> Task to carry out: In your copy, leave out the pictures; write out all the data exactly.

> Extracted information:
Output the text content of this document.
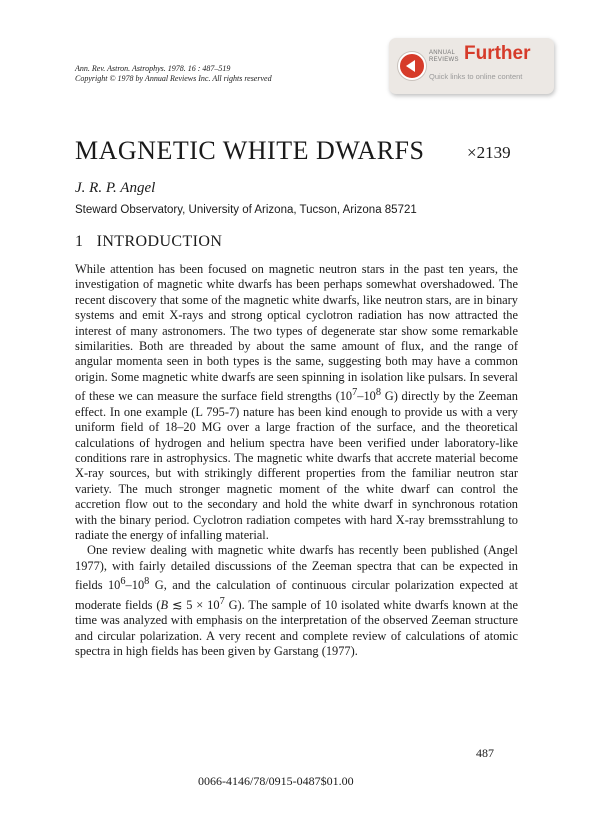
Ann. Rev. Astron. Astrophys. 1978. 16 : 487–519
Copyright © 1978 by Annual Reviews Inc. All rights reserved
ANNUAL
REVIEWS Further
Quick links to online content
MAGNETIC WHITE DWARFS	×2139
J. R. P. Angel
Steward Observatory, University of Arizona, Tucson, Arizona 85721
1 INTRODUCTION

While attention has been focused on magnetic neutron stars in the past ten years, the investigation of magnetic white dwarfs has been perhaps somewhat overshadowed. The recent discovery that some of the magnetic white dwarfs, like neutron stars, are in binary systems and emit X-rays and strong optical cyclotron radiation has now attracted the interest of many astronomers. The two types of degenerate star show some remarkable similarities. Both are threaded by about the same amount of flux, and the range of angular momenta seen in both types is the same, suggesting both may have a common origin. Some magnetic white dwarfs are seen spinning in isolation like pulsars. In several of these we can measure the surface field strengths ($10^7-10^8$ G) directly by the Zeeman effect. In one example (L 795-7) nature has been kind enough to provide us with a very uniform field of 18–20 MG over a large fraction of the surface, and the theoretical calculations of hydrogen and helium spectra have been verified under laboratory-like conditions rare in astrophysics. The magnetic white dwarfs that accrete material become X-ray sources, but with strikingly different properties from the familiar neutron star variety. The much stronger magnetic moment of the white dwarf can control the accretion flow out to the secondary and hold the white dwarf in synchronous rotation with the binary period. Cyclotron radiation competes with hard X-ray bremsstrahlung to radiate the energy of infalling material.

One review dealing with magnetic white dwarfs has recently been published (Angel 1977), with fairly detailed discussions of the Zeeman spectra that can be expected in fields $10^6-10^8$ G, and the calculation of continuous circular polarization expected at moderate fields (B ≲ $5 \times 10^7$ G). The sample of 10 isolated white dwarfs known at the time was analyzed with emphasis on the interpretation of the observed Zeeman structure and circular polarization. A very recent and complete review of calculations of atomic spectra in high fields has been given by Garstang (1977).

487
0066-4146/78/0915-0487$01.00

> Problem solution:
Output the text content of this document.
Ann. Rev. Astron. Astrophys. 1978. 16 : 487–519
Copyright © 1978 by Annual Reviews Inc. All rights reserved
ANNUAL
REVIEWS Further
Quick links to online content
MAGNETIC WHITE DWARFS	×2139
J. R. P. Angel
Steward Observatory, University of Arizona, Tucson, Arizona 85721
1 INTRODUCTION

While attention has been focused on magnetic neutron stars in the past ten years, the investigation of magnetic white dwarfs has been perhaps somewhat overshadowed. The recent discovery that some of the magnetic white dwarfs, like neutron stars, are in binary systems and emit X-rays and strong optical cyclotron radiation has now attracted the interest of many astronomers. The two types of degenerate star show some remarkable similarities. Both are threaded by about the same amount of flux, and the range of angular momenta seen in both types is the same, suggesting both may have a common origin. Some magnetic white dwarfs are seen spinning in isolation like pulsars. In several of these we can measure the surface field strengths ($10^7-10^8$ G) directly by the Zeeman effect. In one example (L 795-7) nature has been kind enough to provide us with a very uniform field of 18–20 MG over a large fraction of the surface, and the theoretical calculations of hydrogen and helium spectra have been verified under laboratory-like conditions rare in astrophysics. The magnetic white dwarfs that accrete material become X-ray sources, but with strikingly different properties from the familiar neutron star variety. The much stronger magnetic moment of the white dwarf can control the accretion flow out to the secondary and hold the white dwarf in synchronous rotation with the binary period. Cyclotron radiation competes with hard X-ray bremsstrahlung to radiate the energy of infalling material.

One review dealing with magnetic white dwarfs has recently been published (Angel 1977), with fairly detailed discussions of the Zeeman spectra that can be expected in fields $10^6-10^8$ G, and the calculation of continuous circular polarization expected at moderate fields (B ≲ $5 \times 10^7$ G). The sample of 10 isolated white dwarfs known at the time was analyzed with emphasis on the interpretation of the observed Zeeman structure and circular polarization. A very recent and complete review of calculations of atomic spectra in high fields has been given by Garstang (1977).

487
0066-4146/78/0915-0487$01.00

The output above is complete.